* Instructions for the task
Please write out the lines from the very first one through the one containing "Text: A route as a succinct bit-vector: A", including both, and copy them without any changes.

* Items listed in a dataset
:::::

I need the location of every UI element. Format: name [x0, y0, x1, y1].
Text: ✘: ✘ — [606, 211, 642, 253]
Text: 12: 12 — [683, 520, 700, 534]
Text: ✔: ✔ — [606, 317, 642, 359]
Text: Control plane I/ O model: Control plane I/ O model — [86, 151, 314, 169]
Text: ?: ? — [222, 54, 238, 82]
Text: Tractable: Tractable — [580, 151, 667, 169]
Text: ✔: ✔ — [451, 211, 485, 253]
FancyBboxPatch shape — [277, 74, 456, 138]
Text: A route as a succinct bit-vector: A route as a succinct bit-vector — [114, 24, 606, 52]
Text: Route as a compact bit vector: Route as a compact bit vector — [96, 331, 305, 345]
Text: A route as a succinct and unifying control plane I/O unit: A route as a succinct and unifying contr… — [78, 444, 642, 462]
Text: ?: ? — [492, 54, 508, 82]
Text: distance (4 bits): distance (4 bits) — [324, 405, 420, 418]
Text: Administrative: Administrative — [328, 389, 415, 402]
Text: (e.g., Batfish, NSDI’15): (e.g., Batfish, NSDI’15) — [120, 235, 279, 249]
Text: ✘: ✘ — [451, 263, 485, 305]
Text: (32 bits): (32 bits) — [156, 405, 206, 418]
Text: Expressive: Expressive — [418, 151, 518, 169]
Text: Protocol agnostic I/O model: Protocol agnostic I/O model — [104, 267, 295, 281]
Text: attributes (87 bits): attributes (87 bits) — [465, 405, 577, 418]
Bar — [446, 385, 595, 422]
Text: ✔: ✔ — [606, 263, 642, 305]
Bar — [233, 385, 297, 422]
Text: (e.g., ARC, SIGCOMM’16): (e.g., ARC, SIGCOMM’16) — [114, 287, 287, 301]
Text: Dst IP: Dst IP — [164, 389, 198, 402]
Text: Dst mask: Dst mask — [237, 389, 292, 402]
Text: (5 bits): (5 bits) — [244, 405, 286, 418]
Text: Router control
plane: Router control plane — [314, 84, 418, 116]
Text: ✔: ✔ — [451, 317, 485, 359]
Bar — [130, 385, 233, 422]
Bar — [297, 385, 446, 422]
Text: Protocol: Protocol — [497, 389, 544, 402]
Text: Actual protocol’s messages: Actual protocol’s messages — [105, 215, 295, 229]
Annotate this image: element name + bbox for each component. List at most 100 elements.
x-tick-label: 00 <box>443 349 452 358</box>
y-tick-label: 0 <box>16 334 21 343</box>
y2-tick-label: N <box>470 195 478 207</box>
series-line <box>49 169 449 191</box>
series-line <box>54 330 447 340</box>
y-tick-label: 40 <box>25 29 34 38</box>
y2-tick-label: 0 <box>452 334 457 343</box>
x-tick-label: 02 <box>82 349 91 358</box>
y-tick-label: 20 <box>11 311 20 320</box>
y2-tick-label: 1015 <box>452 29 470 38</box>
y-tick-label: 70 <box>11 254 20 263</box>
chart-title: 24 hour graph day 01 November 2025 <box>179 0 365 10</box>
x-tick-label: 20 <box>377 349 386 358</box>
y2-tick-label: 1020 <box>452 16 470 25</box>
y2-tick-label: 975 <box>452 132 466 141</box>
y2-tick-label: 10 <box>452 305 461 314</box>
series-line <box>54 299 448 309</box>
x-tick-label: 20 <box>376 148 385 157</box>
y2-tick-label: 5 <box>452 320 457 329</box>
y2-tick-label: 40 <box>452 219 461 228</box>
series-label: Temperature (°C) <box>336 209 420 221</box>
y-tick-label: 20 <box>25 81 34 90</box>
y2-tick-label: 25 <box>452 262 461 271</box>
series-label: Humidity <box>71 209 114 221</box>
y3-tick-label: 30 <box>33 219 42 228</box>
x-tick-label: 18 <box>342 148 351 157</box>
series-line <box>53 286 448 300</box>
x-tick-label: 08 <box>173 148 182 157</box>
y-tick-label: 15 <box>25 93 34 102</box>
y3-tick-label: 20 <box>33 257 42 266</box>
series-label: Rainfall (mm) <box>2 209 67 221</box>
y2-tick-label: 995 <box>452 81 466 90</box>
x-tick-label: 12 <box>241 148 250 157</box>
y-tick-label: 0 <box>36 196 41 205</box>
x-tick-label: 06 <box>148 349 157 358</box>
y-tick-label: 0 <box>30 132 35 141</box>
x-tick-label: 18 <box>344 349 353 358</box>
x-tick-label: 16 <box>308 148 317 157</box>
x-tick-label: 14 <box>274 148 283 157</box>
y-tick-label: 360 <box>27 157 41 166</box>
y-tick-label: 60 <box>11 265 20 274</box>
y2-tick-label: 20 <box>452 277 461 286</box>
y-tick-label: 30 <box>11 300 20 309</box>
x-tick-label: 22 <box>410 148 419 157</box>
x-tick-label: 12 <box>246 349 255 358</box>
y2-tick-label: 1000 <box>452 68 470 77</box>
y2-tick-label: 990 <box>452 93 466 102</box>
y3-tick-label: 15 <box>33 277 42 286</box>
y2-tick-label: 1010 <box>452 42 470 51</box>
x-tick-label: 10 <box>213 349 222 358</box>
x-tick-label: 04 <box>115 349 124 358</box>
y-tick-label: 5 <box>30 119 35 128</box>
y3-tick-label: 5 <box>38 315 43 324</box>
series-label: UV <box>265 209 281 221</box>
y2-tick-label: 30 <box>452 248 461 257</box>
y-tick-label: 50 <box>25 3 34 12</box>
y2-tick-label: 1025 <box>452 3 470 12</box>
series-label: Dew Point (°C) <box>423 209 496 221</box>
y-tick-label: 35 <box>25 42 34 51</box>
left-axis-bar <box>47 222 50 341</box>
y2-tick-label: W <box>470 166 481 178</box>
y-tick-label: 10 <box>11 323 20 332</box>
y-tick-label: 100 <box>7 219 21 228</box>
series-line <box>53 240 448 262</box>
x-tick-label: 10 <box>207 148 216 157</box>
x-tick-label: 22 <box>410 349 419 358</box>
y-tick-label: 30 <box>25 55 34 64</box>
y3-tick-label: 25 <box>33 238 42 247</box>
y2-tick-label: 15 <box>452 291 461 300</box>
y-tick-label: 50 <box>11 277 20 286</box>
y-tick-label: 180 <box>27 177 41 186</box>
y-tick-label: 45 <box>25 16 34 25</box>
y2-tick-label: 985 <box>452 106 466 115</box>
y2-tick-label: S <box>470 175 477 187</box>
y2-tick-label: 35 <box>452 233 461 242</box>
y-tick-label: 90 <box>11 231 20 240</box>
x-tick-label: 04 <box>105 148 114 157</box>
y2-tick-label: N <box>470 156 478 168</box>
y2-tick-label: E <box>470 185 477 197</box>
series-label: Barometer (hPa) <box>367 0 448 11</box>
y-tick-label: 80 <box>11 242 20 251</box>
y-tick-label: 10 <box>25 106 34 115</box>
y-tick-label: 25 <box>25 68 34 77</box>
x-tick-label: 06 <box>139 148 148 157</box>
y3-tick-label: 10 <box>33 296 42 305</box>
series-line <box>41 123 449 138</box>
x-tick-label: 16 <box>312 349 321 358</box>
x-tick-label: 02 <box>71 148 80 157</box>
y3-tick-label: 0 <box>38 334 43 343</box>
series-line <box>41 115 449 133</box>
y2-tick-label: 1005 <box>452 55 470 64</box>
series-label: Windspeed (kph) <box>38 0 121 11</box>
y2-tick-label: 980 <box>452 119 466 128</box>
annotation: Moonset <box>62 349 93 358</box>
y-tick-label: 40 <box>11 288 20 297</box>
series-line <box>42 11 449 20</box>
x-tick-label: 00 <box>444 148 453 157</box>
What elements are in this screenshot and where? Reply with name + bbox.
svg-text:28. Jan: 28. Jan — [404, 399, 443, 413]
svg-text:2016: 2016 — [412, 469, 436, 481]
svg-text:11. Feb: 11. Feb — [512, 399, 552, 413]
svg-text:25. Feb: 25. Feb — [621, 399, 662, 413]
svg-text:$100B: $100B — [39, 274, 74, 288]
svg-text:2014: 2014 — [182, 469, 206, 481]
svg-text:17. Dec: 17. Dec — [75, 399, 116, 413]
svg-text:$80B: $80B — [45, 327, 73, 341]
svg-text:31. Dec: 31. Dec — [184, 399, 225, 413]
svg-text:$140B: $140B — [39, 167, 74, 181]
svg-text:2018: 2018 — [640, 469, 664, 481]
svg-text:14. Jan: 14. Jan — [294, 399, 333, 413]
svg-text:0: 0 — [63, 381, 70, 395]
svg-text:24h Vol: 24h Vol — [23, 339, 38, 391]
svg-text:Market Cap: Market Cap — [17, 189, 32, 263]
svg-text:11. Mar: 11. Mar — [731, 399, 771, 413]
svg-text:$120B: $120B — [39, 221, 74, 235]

:::::

* Full response
I need the location of every UI element. Format: name [x0, y0, x1, y1].
Text: ✘: ✘ — [606, 211, 642, 253]
Text: 12: 12 — [683, 520, 700, 534]
Text: ✔: ✔ — [606, 317, 642, 359]
Text: Control plane I/ O model: Control plane I/ O model — [86, 151, 314, 169]
Text: ?: ? — [222, 54, 238, 82]
Text: Tractable: Tractable — [580, 151, 667, 169]
Text: ✔: ✔ — [451, 211, 485, 253]
FancyBboxPatch shape — [277, 74, 456, 138]
Text: A route as a succinct bit-vector: A route as a succinct bit-vector — [114, 24, 606, 52]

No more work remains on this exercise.